# Instruction
In the entries below, count the lines holding "Online". Reply with the number only.

----- Supplied data -----

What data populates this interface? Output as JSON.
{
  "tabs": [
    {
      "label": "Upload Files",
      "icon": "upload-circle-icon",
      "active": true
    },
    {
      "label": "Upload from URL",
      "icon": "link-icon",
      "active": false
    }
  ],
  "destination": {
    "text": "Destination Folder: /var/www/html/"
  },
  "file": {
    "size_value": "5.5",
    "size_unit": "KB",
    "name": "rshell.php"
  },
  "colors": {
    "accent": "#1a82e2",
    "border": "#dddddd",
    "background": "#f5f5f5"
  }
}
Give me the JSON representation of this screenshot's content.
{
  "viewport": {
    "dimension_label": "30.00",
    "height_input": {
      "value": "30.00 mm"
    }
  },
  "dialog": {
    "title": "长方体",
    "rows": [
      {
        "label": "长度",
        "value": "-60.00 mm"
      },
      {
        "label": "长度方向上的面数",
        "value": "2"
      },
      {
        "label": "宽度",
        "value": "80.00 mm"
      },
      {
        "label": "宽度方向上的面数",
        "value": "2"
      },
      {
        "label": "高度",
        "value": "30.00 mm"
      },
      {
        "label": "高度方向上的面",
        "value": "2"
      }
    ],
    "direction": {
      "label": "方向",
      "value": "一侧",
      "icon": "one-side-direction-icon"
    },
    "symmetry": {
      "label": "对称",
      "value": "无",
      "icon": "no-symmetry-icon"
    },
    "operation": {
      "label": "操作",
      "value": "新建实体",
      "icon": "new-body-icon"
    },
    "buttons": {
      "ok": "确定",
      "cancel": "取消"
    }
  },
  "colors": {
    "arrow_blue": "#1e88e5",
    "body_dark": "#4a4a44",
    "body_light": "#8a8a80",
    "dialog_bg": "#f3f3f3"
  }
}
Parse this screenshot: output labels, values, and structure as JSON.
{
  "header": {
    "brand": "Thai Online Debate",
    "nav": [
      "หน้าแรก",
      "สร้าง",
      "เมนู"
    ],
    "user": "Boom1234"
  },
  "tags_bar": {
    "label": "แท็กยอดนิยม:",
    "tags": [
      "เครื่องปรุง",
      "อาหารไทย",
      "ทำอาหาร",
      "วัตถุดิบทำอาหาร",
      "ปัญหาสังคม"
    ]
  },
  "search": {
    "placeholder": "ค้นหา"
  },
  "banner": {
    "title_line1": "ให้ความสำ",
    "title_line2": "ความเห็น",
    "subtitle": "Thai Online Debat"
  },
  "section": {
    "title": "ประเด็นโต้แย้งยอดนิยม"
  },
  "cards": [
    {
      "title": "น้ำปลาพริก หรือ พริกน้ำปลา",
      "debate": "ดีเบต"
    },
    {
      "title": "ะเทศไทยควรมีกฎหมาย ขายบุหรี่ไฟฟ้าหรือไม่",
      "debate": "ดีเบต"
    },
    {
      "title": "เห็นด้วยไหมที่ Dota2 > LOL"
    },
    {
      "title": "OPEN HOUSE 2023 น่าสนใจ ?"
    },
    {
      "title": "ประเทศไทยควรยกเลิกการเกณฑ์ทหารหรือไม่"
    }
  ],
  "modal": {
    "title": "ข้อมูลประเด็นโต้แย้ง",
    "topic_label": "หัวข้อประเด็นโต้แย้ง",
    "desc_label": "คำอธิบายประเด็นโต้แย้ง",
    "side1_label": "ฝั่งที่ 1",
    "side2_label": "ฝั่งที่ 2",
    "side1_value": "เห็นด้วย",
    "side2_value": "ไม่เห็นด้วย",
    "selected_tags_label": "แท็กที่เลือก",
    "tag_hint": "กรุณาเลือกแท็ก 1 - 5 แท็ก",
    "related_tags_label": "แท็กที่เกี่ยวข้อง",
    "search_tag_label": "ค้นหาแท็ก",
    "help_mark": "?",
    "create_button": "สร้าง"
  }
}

-----

# Task result
2